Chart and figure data
━━━━━━━━━━━━━━━━━━━━━━━━━━━━━━
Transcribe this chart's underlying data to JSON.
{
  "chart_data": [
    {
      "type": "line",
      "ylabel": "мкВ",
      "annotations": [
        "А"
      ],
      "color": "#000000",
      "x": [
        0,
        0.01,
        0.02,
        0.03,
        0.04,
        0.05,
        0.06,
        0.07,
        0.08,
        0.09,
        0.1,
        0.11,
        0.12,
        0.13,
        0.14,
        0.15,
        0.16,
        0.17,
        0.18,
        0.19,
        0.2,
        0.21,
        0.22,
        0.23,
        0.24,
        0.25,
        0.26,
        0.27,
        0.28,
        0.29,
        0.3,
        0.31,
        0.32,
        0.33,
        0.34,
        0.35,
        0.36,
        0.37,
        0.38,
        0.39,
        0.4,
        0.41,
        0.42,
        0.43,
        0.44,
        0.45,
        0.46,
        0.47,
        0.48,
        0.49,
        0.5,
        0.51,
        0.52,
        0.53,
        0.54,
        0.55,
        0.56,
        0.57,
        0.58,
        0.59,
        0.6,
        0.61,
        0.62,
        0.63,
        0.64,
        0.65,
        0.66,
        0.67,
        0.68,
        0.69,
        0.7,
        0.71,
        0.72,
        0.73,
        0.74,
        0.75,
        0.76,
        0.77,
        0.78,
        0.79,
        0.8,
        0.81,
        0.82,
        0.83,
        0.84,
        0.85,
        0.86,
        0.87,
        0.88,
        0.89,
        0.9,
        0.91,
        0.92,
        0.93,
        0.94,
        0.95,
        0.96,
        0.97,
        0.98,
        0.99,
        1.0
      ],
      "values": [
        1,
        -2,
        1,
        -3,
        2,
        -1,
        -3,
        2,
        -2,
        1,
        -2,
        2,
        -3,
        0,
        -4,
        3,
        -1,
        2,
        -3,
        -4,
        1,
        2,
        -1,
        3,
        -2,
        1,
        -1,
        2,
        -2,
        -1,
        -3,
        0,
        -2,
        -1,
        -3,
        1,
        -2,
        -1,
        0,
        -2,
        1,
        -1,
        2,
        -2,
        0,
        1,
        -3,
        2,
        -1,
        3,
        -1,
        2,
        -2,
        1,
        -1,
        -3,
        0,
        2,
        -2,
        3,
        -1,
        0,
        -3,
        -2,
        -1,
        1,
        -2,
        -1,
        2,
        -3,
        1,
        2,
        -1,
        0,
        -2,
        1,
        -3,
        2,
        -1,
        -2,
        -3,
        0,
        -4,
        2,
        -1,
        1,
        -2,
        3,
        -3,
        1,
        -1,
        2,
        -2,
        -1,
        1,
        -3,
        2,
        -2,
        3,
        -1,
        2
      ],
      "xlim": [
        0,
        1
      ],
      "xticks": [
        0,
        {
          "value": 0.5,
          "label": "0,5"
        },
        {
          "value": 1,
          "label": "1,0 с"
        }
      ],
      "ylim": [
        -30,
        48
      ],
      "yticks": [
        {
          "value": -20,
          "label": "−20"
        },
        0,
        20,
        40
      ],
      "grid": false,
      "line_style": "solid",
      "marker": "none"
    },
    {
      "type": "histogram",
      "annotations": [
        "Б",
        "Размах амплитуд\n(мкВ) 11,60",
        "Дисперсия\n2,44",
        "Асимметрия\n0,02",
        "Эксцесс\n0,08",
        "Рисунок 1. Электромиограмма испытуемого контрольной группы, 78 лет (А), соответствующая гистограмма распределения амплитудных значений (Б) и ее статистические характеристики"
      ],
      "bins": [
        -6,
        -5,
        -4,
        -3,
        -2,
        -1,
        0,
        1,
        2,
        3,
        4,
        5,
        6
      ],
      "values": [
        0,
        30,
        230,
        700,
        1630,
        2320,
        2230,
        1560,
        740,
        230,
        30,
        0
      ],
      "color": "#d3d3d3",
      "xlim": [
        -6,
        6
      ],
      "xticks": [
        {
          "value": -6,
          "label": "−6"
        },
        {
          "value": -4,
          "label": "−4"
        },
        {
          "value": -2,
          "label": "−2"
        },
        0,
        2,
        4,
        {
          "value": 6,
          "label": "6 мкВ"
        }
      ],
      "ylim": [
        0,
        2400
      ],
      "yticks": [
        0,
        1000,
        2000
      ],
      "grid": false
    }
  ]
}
━━━━━━━━━━━━━━━━━━━━━━━━━━━━━━
- What is needed -
Extract the whole listing, character for character.

- Exercise output -
Transcribe this chart's underlying data to JSON.
{
  "chart_data": [
    {
      "type": "line",
      "ylabel": "мкВ",
      "annotations": [
        "А"
      ],
      "color": "#000000",
      "x": [
        0,
        0.01,
        0.02,
        0.03,
        0.04,
        0.05,
        0.06,
        0.07,
        0.08,
        0.09,
        0.1,
        0.11,
        0.12,
        0.13,
        0.14,
        0.15,
        0.16,
        0.17,
        0.18,
        0.19,
        0.2,
        0.21,
        0.22,
        0.23,
        0.24,
        0.25,
        0.26,
        0.27,
        0.28,
        0.29,
        0.3,
        0.31,
        0.32,
        0.33,
        0.34,
        0.35,
        0.36,
        0.37,
        0.38,
        0.39,
        0.4,
        0.41,
        0.42,
        0.43,
        0.44,
        0.45,
        0.46,
        0.47,
        0.48,
        0.49,
        0.5,
        0.51,
        0.52,
        0.53,
        0.54,
        0.55,
        0.56,
        0.57,
        0.58,
        0.59,
        0.6,
        0.61,
        0.62,
        0.63,
        0.64,
        0.65,
        0.66,
        0.67,
        0.68,
        0.69,
        0.7,
        0.71,
        0.72,
        0.73,
        0.74,
        0.75,
        0.76,
        0.77,
        0.78,
        0.79,
        0.8,
        0.81,
        0.82,
        0.83,
        0.84,
        0.85,
        0.86,
        0.87,
        0.88,
        0.89,
        0.9,
        0.91,
        0.92,
        0.93,
        0.94,
        0.95,
        0.96,
        0.97,
        0.98,
        0.99,
        1.0
      ],
      "values": [
        1,
        -2,
        1,
        -3,
        2,
        -1,
        -3,
        2,
        -2,
        1,
        -2,
        2,
        -3,
        0,
        -4,
        3,
        -1,
        2,
        -3,
        -4,
        1,
        2,
        -1,
        3,
        -2,
        1,
        -1,
        2,
        -2,
        -1,
        -3,
        0,
        -2,
        -1,
        -3,
        1,
        -2,
        -1,
        0,
        -2,
        1,
        -1,
        2,
        -2,
        0,
        1,
        -3,
        2,
        -1,
        3,
        -1,
        2,
        -2,
        1,
        -1,
        -3,
        0,
        2,
        -2,
        3,
        -1,
        0,
        -3,
        -2,
        -1,
        1,
        -2,
        -1,
        2,
        -3,
        1,
        2,
        -1,
        0,
        -2,
        1,
        -3,
        2,
        -1,
        -2,
        -3,
        0,
        -4,
        2,
        -1,
        1,
        -2,
        3,
        -3,
        1,
        -1,
        2,
        -2,
        -1,
        1,
        -3,
        2,
        -2,
        3,
        -1,
        2
      ],
      "xlim": [
        0,
        1
      ],
      "xticks": [
        0,
        {
          "value": 0.5,
          "label": "0,5"
        },
        {
          "value": 1,
          "label": "1,0 с"
        }
      ],
      "ylim": [
        -30,
        48
      ],
      "yticks": [
        {
          "value": -20,
          "label": "−20"
        },
        0,
        20,
        40
      ],
      "grid": false,
      "line_style": "solid",
      "marker": "none"
    },
    {
      "type": "histogram",
      "annotations": [
        "Б",
        "Размах амплитуд\n(мкВ) 11,60",
        "Дисперсия\n2,44",
        "Асимметрия\n0,02",
        "Эксцесс\n0,08",
        "Рисунок 1. Электромиограмма испытуемого контрольной группы, 78 лет (А), соответствующая гистограмма распределения амплитудных значений (Б) и ее статистические характеристики"
      ],
      "bins": [
        -6,
        -5,
        -4,
        -3,
        -2,
        -1,
        0,
        1,
        2,
        3,
        4,
        5,
        6
      ],
      "values": [
        0,
        30,
        230,
        700,
        1630,
        2320,
        2230,
        1560,
        740,
        230,
        30,
        0
      ],
      "color": "#d3d3d3",
      "xlim": [
        -6,
        6
      ],
      "xticks": [
        {
          "value": -6,
          "label": "−6"
        },
        {
          "value": -4,
          "label": "−4"
        },
        {
          "value": -2,
          "label": "−2"
        },
        0,
        2,
        4,
        {
          "value": 6,
          "label": "6 мкВ"
        }
      ],
      "ylim": [
        0,
        2400
      ],
      "yticks": [
        0,
        1000,
        2000
      ],
      "grid": false
    }
  ]
}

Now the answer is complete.